## WORK REQUIRED
All of the lines below are to be printed again exactly; images are excluded from the output.

── PROVIDED DATA

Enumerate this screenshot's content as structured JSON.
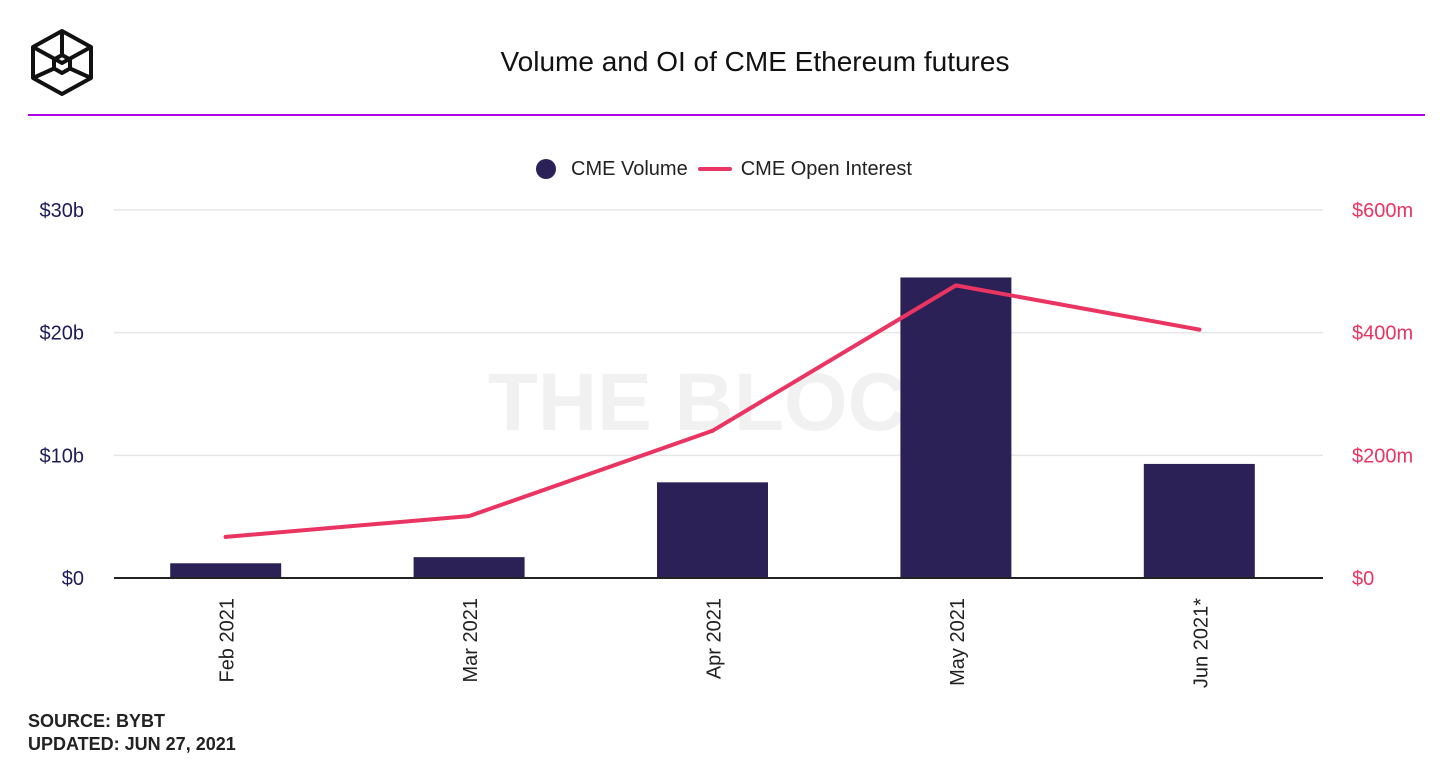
{
  "header": {
    "title": "Volume and OI of CME Ethereum futures"
  },
  "legend": {
    "volume_label": "CME Volume",
    "oi_label": "CME Open Interest"
  },
  "watermark": "THE BLOCK",
  "footer": {
    "source": "SOURCE: BYBT",
    "updated": "UPDATED: JUN 27, 2021"
  },
  "colors": {
    "volume": "#2b2157",
    "open_interest": "#ea3461",
    "rule": "#b100e8",
    "left_axis": "#1f1a5a",
    "right_axis": "#ea3461"
  },
  "chart_data": {
    "type": "bar",
    "categories": [
      "Feb 2021",
      "Mar 2021",
      "Apr 2021",
      "May 2021",
      "Jun 2021*"
    ],
    "series": [
      {
        "name": "CME Volume",
        "type": "bar",
        "axis": "left",
        "values": [
          1.2,
          1.7,
          7.8,
          24.5,
          9.3
        ]
      },
      {
        "name": "CME Open Interest",
        "type": "line",
        "axis": "right",
        "values": [
          67,
          101,
          240,
          477,
          405
        ]
      }
    ],
    "left_axis": {
      "ylim": [
        0,
        30
      ],
      "ticks": [
        0,
        10,
        20,
        30
      ],
      "tick_labels": [
        "$0",
        "$10b",
        "$20b",
        "$30b"
      ]
    },
    "right_axis": {
      "ylim": [
        0,
        600
      ],
      "ticks": [
        0,
        200,
        400,
        600
      ],
      "tick_labels": [
        "$0",
        "$200m",
        "$400m",
        "$600m"
      ]
    },
    "grid": true,
    "legend_position": "top-center"
  }
}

────

## COMPLETE ANSWER
Enumerate this screenshot's content as structured JSON.
{
  "header": {
    "title": "Volume and OI of CME Ethereum futures"
  },
  "legend": {
    "volume_label": "CME Volume",
    "oi_label": "CME Open Interest"
  },
  "watermark": "THE BLOCK",
  "footer": {
    "source": "SOURCE: BYBT",
    "updated": "UPDATED: JUN 27, 2021"
  },
  "colors": {
    "volume": "#2b2157",
    "open_interest": "#ea3461",
    "rule": "#b100e8",
    "left_axis": "#1f1a5a",
    "right_axis": "#ea3461"
  },
  "chart_data": {
    "type": "bar",
    "categories": [
      "Feb 2021",
      "Mar 2021",
      "Apr 2021",
      "May 2021",
      "Jun 2021*"
    ],
    "series": [
      {
        "name": "CME Volume",
        "type": "bar",
        "axis": "left",
        "values": [
          1.2,
          1.7,
          7.8,
          24.5,
          9.3
        ]
      },
      {
        "name": "CME Open Interest",
        "type": "line",
        "axis": "right",
        "values": [
          67,
          101,
          240,
          477,
          405
        ]
      }
    ],
    "left_axis": {
      "ylim": [
        0,
        30
      ],
      "ticks": [
        0,
        10,
        20,
        30
      ],
      "tick_labels": [
        "$0",
        "$10b",
        "$20b",
        "$30b"
      ]
    },
    "right_axis": {
      "ylim": [
        0,
        600
      ],
      "ticks": [
        0,
        200,
        400,
        600
      ],
      "tick_labels": [
        "$0",
        "$200m",
        "$400m",
        "$600m"
      ]
    },
    "grid": true,
    "legend_position": "top-center"
  }
}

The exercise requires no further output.